Task prompt:
Each record needs to be echoed exactly; can you do that?

Data shown:
****

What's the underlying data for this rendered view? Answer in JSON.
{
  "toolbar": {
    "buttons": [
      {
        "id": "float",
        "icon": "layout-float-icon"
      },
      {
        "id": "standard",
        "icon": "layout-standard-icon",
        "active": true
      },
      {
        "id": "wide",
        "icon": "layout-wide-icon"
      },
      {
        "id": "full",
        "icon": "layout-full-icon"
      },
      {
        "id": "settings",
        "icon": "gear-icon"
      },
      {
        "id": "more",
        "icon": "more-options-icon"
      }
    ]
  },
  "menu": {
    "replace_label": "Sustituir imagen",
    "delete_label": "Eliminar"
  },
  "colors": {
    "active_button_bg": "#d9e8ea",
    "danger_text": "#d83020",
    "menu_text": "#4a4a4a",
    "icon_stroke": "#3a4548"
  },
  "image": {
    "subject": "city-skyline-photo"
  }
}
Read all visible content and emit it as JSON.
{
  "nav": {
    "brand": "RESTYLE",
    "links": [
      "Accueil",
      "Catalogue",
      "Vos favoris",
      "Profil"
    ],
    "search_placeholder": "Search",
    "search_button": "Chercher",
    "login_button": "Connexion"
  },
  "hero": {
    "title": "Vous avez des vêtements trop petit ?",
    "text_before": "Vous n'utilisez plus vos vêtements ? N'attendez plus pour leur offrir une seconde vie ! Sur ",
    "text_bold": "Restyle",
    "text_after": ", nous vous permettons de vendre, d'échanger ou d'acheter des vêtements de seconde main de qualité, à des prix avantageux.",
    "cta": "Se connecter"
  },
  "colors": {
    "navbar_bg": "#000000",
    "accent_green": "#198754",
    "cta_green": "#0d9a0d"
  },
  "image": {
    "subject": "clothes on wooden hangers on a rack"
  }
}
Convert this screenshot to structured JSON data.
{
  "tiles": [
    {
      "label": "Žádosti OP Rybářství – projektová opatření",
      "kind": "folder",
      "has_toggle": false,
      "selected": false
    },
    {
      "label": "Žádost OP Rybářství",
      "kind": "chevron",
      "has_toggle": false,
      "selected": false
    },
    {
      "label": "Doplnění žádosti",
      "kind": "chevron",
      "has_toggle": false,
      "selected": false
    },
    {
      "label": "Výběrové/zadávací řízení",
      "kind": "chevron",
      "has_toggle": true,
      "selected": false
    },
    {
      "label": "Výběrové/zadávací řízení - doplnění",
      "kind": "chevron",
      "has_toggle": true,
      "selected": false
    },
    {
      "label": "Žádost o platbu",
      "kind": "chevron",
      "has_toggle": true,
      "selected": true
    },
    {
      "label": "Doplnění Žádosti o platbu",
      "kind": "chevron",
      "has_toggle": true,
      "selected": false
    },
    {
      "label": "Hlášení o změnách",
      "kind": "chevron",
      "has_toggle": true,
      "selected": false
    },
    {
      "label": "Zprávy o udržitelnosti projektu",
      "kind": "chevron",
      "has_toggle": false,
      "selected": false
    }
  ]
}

****

Response to this task:
What's the underlying data for this rendered view? Answer in JSON.
{
  "toolbar": {
    "buttons": [
      {
        "id": "float",
        "icon": "layout-float-icon"
      },
      {
        "id": "standard",
        "icon": "layout-standard-icon",
        "active": true
      },
      {
        "id": "wide",
        "icon": "layout-wide-icon"
      },
      {
        "id": "full",
        "icon": "layout-full-icon"
      },
      {
        "id": "settings",
        "icon": "gear-icon"
      },
      {
        "id": "more",
        "icon": "more-options-icon"
      }
    ]
  },
  "menu": {
    "replace_label": "Sustituir imagen",
    "delete_label": "Eliminar"
  },
  "colors": {
    "active_button_bg": "#d9e8ea",
    "danger_text": "#d83020",
    "menu_text": "#4a4a4a",
    "icon_stroke": "#3a4548"
  },
  "image": {
    "subject": "city-skyline-photo"
  }
}
Read all visible content and emit it as JSON.
{
  "nav": {
    "brand": "RESTYLE",
    "links": [
      "Accueil",
      "Catalogue",
      "Vos favoris",
      "Profil"
    ],
    "search_placeholder": "Search",
    "search_button": "Chercher",
    "login_button": "Connexion"
  },
  "hero": {
    "title": "Vous avez des vêtements trop petit ?",
    "text_before": "Vous n'utilisez plus vos vêtements ? N'attendez plus pour leur offrir une seconde vie ! Sur ",
    "text_bold": "Restyle",
    "text_after": ", nous vous permettons de vendre, d'échanger ou d'acheter des vêtements de seconde main de qualité, à des prix avantageux.",
    "cta": "Se connecter"
  },
  "colors": {
    "navbar_bg": "#000000",
    "accent_green": "#198754",
    "cta_green": "#0d9a0d"
  },
  "image": {
    "subject": "clothes on wooden hangers on a rack"
  }
}
Convert this screenshot to structured JSON data.
{
  "tiles": [
    {
      "label": "Žádosti OP Rybářství – projektová opatření",
      "kind": "folder",
      "has_toggle": false,
      "selected": false
    },
    {
      "label": "Žádost OP Rybářství",
      "kind": "chevron",
      "has_toggle": false,
      "selected": false
    },
    {
      "label": "Doplnění žádosti",
      "kind": "chevron",
      "has_toggle": false,
      "selected": false
    },
    {
      "label": "Výběrové/zadávací řízení",
      "kind": "chevron",
      "has_toggle": true,
      "selected": false
    },
    {
      "label": "Výběrové/zadávací řízení - doplnění",
      "kind": "chevron",
      "has_toggle": true,
      "selected": false
    },
    {
      "label": "Žádost o platbu",
      "kind": "chevron",
      "has_toggle": true,
      "selected": true
    },
    {
      "label": "Doplnění Žádosti o platbu",
      "kind": "chevron",
      "has_toggle": true,
      "selected": false
    },
    {
      "label": "Hlášení o změnách",
      "kind": "chevron",
      "has_toggle": true,
      "selected": false
    },
    {
      "label": "Zprávy o udržitelnosti projektu",
      "kind": "chevron",
      "has_toggle": false,
      "selected": false
    }
  ]
}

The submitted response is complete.